Input data:
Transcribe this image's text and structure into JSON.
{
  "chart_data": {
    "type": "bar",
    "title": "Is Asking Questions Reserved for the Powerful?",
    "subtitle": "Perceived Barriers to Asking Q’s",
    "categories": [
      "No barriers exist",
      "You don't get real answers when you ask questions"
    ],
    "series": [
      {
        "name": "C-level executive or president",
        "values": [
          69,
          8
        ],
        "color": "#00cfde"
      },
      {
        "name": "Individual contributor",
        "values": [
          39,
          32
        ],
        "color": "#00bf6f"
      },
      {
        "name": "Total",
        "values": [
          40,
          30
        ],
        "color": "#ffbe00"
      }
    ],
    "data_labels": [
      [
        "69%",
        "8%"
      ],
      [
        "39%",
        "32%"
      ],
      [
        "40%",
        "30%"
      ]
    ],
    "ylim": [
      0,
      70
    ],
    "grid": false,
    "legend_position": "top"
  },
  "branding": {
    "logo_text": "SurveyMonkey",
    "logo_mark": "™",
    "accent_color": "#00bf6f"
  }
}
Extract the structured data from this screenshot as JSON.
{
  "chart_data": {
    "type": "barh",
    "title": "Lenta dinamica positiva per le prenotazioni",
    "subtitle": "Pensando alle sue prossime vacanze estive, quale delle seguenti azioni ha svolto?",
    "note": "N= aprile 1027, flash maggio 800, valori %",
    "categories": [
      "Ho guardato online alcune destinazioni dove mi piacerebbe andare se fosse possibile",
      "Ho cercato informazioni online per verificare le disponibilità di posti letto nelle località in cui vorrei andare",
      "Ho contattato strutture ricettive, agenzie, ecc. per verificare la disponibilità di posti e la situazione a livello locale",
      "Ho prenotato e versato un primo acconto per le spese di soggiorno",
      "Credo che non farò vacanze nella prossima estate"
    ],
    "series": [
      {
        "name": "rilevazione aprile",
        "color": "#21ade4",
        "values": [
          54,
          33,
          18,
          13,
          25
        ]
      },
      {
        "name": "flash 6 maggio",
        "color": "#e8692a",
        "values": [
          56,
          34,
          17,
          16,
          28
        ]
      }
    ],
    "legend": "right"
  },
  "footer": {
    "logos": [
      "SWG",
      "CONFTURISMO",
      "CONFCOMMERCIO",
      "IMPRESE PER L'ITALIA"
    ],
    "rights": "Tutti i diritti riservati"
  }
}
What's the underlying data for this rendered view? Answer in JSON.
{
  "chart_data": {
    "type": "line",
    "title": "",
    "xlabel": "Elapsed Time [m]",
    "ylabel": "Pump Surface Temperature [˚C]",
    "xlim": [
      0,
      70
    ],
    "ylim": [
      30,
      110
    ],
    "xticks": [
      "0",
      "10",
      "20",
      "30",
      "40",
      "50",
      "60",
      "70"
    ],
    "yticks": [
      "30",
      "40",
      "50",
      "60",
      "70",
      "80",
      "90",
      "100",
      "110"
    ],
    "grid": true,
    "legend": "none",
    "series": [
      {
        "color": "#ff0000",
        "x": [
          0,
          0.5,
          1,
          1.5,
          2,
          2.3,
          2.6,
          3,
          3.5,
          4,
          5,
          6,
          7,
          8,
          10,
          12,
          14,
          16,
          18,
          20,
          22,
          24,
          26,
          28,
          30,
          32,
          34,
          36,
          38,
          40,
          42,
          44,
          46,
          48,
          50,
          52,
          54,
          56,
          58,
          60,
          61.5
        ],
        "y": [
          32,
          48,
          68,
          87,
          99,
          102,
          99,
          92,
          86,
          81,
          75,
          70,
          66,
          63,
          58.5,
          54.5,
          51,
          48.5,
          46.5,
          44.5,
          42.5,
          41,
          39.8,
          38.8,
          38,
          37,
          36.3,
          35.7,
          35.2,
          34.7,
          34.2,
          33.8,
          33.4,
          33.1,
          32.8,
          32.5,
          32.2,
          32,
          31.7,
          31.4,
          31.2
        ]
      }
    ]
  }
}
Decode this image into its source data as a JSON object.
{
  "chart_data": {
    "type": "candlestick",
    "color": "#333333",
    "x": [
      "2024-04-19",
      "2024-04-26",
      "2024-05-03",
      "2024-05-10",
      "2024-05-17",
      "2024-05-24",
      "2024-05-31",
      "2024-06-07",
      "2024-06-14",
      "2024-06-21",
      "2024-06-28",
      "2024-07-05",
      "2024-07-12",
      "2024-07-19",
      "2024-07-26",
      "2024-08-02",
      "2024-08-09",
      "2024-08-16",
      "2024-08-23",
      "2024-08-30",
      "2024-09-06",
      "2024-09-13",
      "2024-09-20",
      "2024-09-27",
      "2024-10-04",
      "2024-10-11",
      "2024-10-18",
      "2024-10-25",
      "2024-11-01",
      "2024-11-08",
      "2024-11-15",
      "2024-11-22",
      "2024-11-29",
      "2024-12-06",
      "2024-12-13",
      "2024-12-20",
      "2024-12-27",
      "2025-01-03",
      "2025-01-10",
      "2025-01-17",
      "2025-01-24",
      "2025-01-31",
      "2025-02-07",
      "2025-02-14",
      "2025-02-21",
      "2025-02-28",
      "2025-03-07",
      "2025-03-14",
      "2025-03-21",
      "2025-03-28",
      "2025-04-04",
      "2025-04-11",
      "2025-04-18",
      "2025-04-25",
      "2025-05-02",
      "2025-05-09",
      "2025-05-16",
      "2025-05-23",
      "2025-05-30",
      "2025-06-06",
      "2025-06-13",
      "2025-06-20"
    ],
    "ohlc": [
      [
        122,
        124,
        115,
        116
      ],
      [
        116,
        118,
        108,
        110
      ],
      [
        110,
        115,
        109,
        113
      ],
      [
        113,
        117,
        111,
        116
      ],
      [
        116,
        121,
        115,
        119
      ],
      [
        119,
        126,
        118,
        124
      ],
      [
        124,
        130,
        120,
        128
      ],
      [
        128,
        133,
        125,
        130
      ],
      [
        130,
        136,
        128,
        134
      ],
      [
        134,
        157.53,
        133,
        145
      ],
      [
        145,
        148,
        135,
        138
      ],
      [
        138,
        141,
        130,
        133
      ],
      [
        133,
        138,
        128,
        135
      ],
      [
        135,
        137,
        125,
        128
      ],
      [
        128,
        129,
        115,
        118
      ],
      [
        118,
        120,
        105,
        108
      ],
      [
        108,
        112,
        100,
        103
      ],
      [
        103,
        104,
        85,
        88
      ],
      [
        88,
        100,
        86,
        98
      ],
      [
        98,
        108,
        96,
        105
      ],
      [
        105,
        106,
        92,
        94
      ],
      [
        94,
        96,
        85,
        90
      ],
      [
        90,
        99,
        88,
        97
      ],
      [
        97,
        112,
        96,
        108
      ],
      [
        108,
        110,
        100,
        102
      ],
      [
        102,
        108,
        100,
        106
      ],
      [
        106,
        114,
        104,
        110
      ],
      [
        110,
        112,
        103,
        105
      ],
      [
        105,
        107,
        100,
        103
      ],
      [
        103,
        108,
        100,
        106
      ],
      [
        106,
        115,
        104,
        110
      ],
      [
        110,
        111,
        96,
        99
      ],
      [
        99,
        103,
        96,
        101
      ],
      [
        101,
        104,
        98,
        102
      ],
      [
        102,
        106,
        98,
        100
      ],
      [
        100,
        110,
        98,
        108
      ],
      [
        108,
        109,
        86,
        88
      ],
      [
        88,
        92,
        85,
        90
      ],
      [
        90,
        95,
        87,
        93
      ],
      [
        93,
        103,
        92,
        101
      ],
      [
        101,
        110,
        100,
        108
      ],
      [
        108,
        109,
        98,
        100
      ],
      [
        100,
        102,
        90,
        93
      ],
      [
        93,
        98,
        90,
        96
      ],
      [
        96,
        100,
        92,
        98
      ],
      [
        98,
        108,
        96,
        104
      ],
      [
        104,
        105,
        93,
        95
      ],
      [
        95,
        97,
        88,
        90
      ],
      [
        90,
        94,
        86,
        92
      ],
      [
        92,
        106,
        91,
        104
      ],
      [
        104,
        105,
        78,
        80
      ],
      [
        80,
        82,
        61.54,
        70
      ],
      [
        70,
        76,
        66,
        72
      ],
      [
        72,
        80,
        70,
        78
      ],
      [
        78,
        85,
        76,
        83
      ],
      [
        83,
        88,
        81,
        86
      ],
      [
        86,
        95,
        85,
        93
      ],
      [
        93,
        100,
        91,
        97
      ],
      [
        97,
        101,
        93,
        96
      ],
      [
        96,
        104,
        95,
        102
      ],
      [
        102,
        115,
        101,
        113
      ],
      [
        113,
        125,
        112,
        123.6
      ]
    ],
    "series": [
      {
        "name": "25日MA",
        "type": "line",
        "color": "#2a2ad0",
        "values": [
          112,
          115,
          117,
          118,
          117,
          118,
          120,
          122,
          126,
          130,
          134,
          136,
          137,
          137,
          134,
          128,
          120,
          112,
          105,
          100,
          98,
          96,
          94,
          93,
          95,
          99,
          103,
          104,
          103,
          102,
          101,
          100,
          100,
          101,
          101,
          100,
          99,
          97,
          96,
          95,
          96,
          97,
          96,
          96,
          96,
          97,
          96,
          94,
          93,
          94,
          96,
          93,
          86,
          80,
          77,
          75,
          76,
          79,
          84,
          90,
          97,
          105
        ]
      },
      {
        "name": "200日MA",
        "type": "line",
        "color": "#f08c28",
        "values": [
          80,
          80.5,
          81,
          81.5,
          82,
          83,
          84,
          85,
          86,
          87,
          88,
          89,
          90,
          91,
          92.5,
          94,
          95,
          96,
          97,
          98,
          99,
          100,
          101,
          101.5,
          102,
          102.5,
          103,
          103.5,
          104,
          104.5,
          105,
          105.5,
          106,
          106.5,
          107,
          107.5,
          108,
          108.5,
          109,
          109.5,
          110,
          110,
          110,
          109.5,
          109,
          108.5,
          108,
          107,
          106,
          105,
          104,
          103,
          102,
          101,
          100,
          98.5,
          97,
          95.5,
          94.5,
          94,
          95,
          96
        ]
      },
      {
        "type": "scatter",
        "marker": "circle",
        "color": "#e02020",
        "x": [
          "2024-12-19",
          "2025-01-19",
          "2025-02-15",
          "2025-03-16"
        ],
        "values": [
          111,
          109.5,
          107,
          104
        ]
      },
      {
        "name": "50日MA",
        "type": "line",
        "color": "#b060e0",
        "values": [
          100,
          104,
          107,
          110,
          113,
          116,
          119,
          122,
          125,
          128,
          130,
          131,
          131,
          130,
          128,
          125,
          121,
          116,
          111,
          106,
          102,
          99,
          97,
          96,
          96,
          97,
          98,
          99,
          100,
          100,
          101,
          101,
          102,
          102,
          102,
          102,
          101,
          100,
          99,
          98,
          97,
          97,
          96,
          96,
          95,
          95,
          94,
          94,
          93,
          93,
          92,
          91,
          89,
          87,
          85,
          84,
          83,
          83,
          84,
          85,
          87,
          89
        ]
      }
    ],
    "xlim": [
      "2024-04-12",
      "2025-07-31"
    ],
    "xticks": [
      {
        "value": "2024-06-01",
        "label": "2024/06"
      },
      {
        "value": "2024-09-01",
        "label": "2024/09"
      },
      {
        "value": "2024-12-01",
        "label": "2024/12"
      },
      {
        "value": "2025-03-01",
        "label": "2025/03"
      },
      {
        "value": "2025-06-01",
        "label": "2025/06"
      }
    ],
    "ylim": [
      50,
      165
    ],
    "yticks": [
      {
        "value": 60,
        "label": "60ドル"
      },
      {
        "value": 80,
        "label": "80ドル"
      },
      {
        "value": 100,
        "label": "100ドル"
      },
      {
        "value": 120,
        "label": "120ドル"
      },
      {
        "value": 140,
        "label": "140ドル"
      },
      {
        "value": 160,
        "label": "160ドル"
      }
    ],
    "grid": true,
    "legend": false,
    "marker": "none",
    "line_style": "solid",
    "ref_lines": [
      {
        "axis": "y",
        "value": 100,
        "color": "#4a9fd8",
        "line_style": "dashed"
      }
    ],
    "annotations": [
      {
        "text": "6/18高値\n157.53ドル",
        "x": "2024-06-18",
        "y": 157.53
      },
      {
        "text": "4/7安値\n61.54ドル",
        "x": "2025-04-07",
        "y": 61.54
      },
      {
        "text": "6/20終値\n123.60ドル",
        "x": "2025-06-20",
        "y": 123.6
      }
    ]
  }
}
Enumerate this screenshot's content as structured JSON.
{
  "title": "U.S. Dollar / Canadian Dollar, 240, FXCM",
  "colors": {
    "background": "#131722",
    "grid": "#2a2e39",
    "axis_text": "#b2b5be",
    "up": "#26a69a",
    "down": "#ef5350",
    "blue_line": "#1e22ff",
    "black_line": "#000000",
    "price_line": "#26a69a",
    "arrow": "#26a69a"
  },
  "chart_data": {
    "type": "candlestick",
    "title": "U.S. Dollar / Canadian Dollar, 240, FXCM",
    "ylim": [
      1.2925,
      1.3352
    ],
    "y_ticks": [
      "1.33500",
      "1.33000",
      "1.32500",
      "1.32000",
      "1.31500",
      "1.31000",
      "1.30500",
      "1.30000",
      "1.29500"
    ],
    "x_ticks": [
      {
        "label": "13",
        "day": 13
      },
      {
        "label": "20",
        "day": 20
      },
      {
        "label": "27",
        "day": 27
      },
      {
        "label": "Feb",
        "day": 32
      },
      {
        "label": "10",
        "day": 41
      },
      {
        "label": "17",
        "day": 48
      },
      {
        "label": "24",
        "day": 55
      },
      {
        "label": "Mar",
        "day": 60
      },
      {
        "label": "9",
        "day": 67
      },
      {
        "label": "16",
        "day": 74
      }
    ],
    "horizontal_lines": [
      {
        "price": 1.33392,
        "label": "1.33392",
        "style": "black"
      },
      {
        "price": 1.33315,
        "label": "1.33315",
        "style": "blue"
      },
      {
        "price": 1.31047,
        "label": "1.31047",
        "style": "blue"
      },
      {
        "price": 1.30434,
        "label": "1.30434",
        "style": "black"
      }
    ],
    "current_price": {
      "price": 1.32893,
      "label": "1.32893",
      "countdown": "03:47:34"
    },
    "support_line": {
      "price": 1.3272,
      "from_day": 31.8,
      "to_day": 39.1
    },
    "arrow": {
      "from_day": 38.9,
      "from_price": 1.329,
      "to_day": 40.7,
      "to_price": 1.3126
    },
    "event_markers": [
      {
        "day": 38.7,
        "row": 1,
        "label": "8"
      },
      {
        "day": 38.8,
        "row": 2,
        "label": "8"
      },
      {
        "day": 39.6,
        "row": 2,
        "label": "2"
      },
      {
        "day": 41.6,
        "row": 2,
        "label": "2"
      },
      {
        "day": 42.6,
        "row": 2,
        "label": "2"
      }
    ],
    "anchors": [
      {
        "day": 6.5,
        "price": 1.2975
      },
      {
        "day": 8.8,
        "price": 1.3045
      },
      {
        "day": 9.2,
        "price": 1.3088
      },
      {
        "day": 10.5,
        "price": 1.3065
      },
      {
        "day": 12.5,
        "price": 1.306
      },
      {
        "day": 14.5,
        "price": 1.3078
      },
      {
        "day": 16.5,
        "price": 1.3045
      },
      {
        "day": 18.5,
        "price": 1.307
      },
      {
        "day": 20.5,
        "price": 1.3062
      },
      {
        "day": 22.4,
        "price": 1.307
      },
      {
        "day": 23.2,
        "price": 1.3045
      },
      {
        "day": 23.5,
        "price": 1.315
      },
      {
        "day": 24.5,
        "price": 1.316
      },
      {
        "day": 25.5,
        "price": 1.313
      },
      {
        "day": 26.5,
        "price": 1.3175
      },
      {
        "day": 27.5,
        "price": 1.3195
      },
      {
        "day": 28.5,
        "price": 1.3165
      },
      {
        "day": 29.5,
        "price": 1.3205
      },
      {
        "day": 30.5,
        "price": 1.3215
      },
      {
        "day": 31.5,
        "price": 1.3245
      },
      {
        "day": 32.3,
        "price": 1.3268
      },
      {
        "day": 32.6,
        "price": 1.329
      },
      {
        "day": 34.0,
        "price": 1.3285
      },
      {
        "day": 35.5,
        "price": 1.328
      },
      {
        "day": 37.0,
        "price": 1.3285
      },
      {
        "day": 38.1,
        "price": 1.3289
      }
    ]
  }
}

The task: Collect from the data above every line that includes "vacanze".

Result for this task:
    "subtitle": "Pensando alle sue prossime vacanze estive, quale delle seguenti azioni ha svolto?",
      "Credo che non farò vacanze nella prossima estate"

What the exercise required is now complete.